__Material supplied__

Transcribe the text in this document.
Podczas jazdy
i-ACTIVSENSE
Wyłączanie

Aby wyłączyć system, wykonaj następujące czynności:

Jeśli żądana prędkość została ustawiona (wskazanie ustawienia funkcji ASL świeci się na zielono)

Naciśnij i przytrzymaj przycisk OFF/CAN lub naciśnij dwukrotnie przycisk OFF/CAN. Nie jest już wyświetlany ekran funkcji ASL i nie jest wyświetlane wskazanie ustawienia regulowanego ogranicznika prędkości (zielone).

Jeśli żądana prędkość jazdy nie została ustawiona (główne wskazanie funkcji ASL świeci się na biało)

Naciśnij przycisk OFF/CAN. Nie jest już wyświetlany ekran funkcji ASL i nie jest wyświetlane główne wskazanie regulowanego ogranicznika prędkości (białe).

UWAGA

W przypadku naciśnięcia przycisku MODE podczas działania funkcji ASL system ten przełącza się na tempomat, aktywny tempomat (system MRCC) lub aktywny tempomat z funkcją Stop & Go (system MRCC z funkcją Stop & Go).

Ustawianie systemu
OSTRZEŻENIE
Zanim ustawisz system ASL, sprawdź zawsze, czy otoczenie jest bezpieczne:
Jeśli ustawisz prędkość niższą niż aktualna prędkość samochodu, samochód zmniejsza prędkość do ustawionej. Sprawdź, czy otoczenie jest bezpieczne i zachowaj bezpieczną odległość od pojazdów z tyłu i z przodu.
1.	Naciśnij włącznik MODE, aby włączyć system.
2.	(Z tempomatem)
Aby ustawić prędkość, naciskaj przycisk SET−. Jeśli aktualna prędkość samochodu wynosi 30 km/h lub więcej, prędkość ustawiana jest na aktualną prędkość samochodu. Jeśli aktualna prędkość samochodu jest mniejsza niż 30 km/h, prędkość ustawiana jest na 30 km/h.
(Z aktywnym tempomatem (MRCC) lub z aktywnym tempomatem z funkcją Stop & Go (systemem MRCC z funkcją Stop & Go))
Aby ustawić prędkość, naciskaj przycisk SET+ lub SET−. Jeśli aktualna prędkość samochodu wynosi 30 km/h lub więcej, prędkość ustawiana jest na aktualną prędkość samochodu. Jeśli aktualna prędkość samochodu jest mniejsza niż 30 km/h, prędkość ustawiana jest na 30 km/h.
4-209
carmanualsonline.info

__Your instructions__
Each record must be returned exactly as it is written.

__Response below__
Transcribe the text in this document.
Podczas jazdy
i-ACTIVSENSE
Wyłączanie

Aby wyłączyć system, wykonaj następujące czynności:

Jeśli żądana prędkość została ustawiona (wskazanie ustawienia funkcji ASL świeci się na zielono)

Naciśnij i przytrzymaj przycisk OFF/CAN lub naciśnij dwukrotnie przycisk OFF/CAN. Nie jest już wyświetlany ekran funkcji ASL i nie jest wyświetlane wskazanie ustawienia regulowanego ogranicznika prędkości (zielone).

Jeśli żądana prędkość jazdy nie została ustawiona (główne wskazanie funkcji ASL świeci się na biało)

Naciśnij przycisk OFF/CAN. Nie jest już wyświetlany ekran funkcji ASL i nie jest wyświetlane główne wskazanie regulowanego ogranicznika prędkości (białe).

UWAGA

W przypadku naciśnięcia przycisku MODE podczas działania funkcji ASL system ten przełącza się na tempomat, aktywny tempomat (system MRCC) lub aktywny tempomat z funkcją Stop & Go (system MRCC z funkcją Stop & Go).

Ustawianie systemu
OSTRZEŻENIE
Zanim ustawisz system ASL, sprawdź zawsze, czy otoczenie jest bezpieczne:
Jeśli ustawisz prędkość niższą niż aktualna prędkość samochodu, samochód zmniejsza prędkość do ustawionej. Sprawdź, czy otoczenie jest bezpieczne i zachowaj bezpieczną odległość od pojazdów z tyłu i z przodu.
1.	Naciśnij włącznik MODE, aby włączyć system.
2.	(Z tempomatem)
Aby ustawić prędkość, naciskaj przycisk SET−. Jeśli aktualna prędkość samochodu wynosi 30 km/h lub więcej, prędkość ustawiana jest na aktualną prędkość samochodu. Jeśli aktualna prędkość samochodu jest mniejsza niż 30 km/h, prędkość ustawiana jest na 30 km/h.
(Z aktywnym tempomatem (MRCC) lub z aktywnym tempomatem z funkcją Stop & Go (systemem MRCC z funkcją Stop & Go))
Aby ustawić prędkość, naciskaj przycisk SET+ lub SET−. Jeśli aktualna prędkość samochodu wynosi 30 km/h lub więcej, prędkość ustawiana jest na aktualną prędkość samochodu. Jeśli aktualna prędkość samochodu jest mniejsza niż 30 km/h, prędkość ustawiana jest na 30 km/h.
4-209
carmanualsonline.info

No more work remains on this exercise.